### PROBLEM DESCRIPTION
From the blog post below about winter in Providence, write out word for word the passage starting at "winter_detailwinter_weedwinter_river6" and ending at "stay with me.".

Start SELECTED EXTRACT

Thursday, February 6

welcome to the revolution!

winter_river4 

I like winter.  Well, let me rephrase that, I like winter in Providence.

After being buried alive in 168" of snow one winter (hello New Hampshire!) and lifted off my feet and slammed into the side of a library by Mach-10 winds (thank you Wisconsin!) what they call winter here is nothing more than a bit of frosting on a few pretty streets.

It's never cold.
Cold is when you can't take pictures because your fingers would snap off like so many icicles.
Cold is 17 degrees below zero.
Cold hurts.

Of course, it's all relative, right?  Someone moving to Providence from Louisiana, for example, might feel that they were living on the arctic circle.

Age is that same way.  It's all through your lens.   

winter_detailwinter_weedwinter_river6

Susannah's inspired gathering of reflections on aging
had me feeling rich, rich, rich yesterday.
I loved these posts and want to share one bit
from each that will truly stay with me.

End SELECTED EXTRACT
Start RECORDS SUPPLIED

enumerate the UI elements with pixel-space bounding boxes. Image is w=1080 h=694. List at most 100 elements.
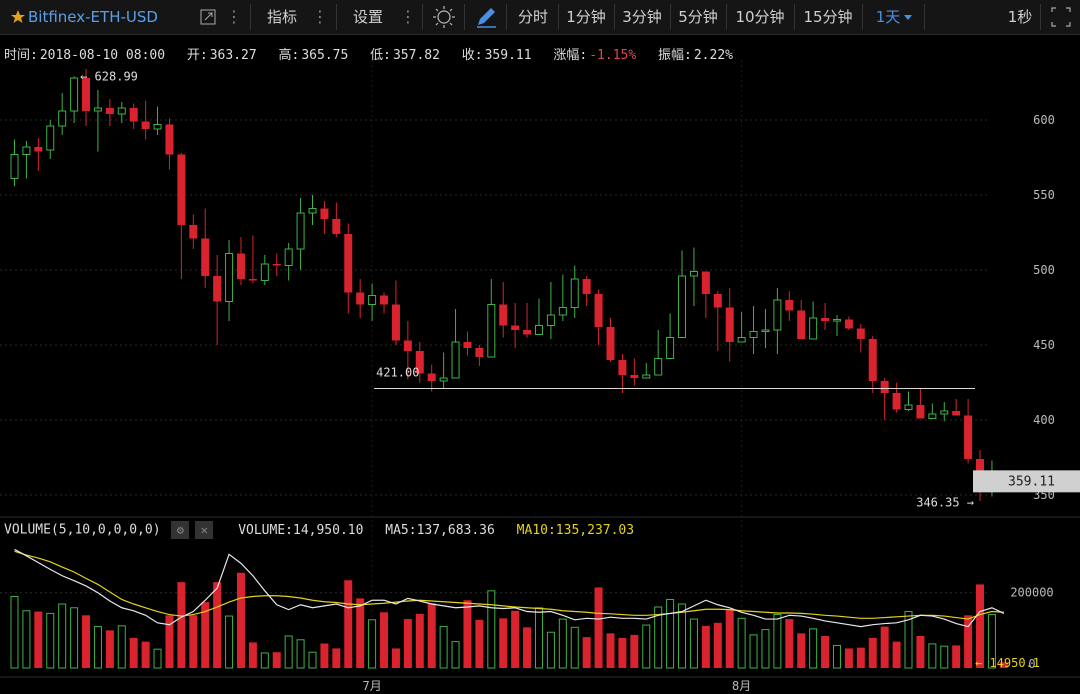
candle-body-down: [34, 147, 43, 152]
tab-period-5[interactable]: 15分钟: [796, 0, 860, 34]
volume-bar-down: [594, 587, 603, 668]
ma10-value: MA10:135,237.03: [516, 522, 635, 538]
candle-body-up: [570, 278, 579, 308]
candlestick-chart[interactable]: 350 400 450 500 550 600 200000 0 7月 8月 421.00 ← 628…: [0, 0, 1080, 694]
volume-bar-down: [248, 642, 257, 668]
chevron-down-icon[interactable]: [902, 0, 914, 34]
volume-bar-up: [308, 651, 317, 669]
candle-body-up: [928, 413, 937, 419]
candle-body-down: [964, 415, 973, 459]
volume-bar-down: [141, 641, 150, 668]
settings-button[interactable]: 设置: [344, 0, 392, 34]
popout-icon[interactable]: [198, 0, 218, 34]
volume-bar-up: [117, 625, 126, 669]
volume-bar-up: [654, 606, 663, 669]
indicators-menu-icon[interactable]: ⋮: [312, 0, 328, 34]
volume-bar-down: [499, 618, 508, 668]
tab-period-4[interactable]: 10分钟: [728, 0, 792, 34]
volume-bar-up: [678, 603, 687, 669]
current-price-label: 359.11: [1008, 474, 1055, 489]
candle-body-up: [904, 404, 913, 410]
volume-bar-up: [689, 618, 698, 669]
ohlc-info-bar: 时间: 2018-08-10 08:00 开: 363.27 高: 365.75 低:…: [4, 44, 735, 63]
volume-bar-down: [880, 626, 889, 668]
tab-period-3[interactable]: 5分钟: [672, 0, 724, 34]
volume-info-bar: VOLUME(5,10,0,0,0,0) ⚙ ✕ VOLUME:14,950.10…: [4, 521, 634, 539]
volume-bar-down: [165, 615, 174, 668]
candle-body-down: [952, 411, 961, 416]
volume-tick-label: 0: [1028, 657, 1035, 671]
volume-bar-down: [606, 633, 615, 668]
volume-value: VOLUME:14,950.10: [238, 522, 364, 538]
volume-bar-up: [58, 603, 67, 669]
candle-body-down: [105, 108, 114, 114]
draw-pencil-icon[interactable]: [472, 0, 500, 34]
symbol-selector[interactable]: Bitfinex-ETH-USD: [28, 0, 178, 34]
candle-body-down: [475, 348, 484, 357]
candle-body-down: [201, 238, 210, 276]
volume-bar-up: [809, 628, 818, 669]
change-value: -1.15%: [589, 48, 637, 63]
candle-body-up: [534, 325, 543, 335]
amplitude-value: 2.22%: [693, 48, 733, 63]
gear-icon[interactable]: ⚙: [171, 521, 190, 539]
tab-separator: [794, 4, 795, 30]
volume-bar-up: [987, 614, 996, 669]
volume-bar-down: [868, 637, 877, 668]
candle-body-up: [546, 314, 555, 326]
star-icon[interactable]: [10, 0, 26, 34]
candle-body-down: [785, 300, 794, 311]
volume-bar-down: [916, 636, 925, 668]
close-icon[interactable]: ✕: [195, 521, 214, 539]
volume-bar-up: [558, 618, 567, 669]
tab-separator: [558, 4, 559, 30]
candle-body-down: [618, 360, 627, 375]
refresh-interval-label[interactable]: 1秒: [990, 0, 1050, 34]
tab-period-0[interactable]: 分时: [510, 0, 556, 34]
volume-bar-down: [511, 610, 520, 668]
ma5-value: MA5:137,683.36: [385, 522, 495, 538]
candle-body-down: [415, 351, 424, 374]
candle-body-down: [165, 124, 174, 155]
fullscreen-icon[interactable]: [1046, 0, 1076, 34]
candle-body-up: [642, 374, 651, 379]
tab-period-1[interactable]: 1分钟: [560, 0, 612, 34]
candle-body-up: [46, 125, 55, 151]
candle-body-up: [761, 329, 770, 332]
settings-menu-icon[interactable]: ⋮: [400, 0, 416, 34]
ma10-line: [14, 550, 1004, 620]
max-price-label: ← 628.99: [80, 70, 138, 84]
candle-body-down: [856, 328, 865, 339]
volume-bar-up: [10, 595, 19, 669]
tab-period-2[interactable]: 3分钟: [616, 0, 668, 34]
candle-body-down: [320, 208, 329, 219]
high-value: 365.75: [301, 48, 349, 63]
candle-body-down: [976, 459, 985, 491]
volume-bar-down: [856, 647, 865, 668]
time-label: 时间:: [4, 48, 38, 63]
volume-bar-down: [391, 648, 400, 668]
price-tick-label: 500: [1033, 263, 1055, 277]
price-tick-label: 550: [1033, 188, 1055, 202]
candle-body-up: [58, 110, 67, 127]
volume-bar-down: [618, 637, 627, 668]
volume-bar-up: [940, 645, 949, 669]
volume-bar-down: [320, 643, 329, 668]
indicators-button[interactable]: 指标: [258, 0, 306, 34]
current-volume-label: ← 14950.1: [975, 656, 1040, 670]
volume-bar-up: [737, 617, 746, 669]
candle-body-down: [213, 276, 222, 302]
theme-sun-icon[interactable]: [430, 0, 458, 34]
candle-body-down: [177, 154, 186, 225]
volume-tick-label: 200000: [1010, 586, 1053, 600]
candle-body-down: [141, 121, 150, 129]
volume-bar-up: [666, 598, 675, 669]
volume-bar-up: [761, 629, 770, 669]
candle-body-up: [558, 307, 567, 316]
price-tick-label: 450: [1033, 338, 1055, 352]
symbol-menu-icon[interactable]: ⋮: [226, 0, 242, 34]
volume-bar-down: [344, 580, 353, 668]
candle-body-down: [403, 340, 412, 351]
volume-bar-up: [928, 643, 937, 669]
candle-body-down: [272, 264, 281, 266]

End RECORDS SUPPLIED

### TASK SOLUTION
winter_detailwinter_weedwinter_river6

Susannah's inspired gathering of reflections on aging
had me feeling rich, rich, rich yesterday.
I loved these posts and want to share one bit
from each that will truly stay with me.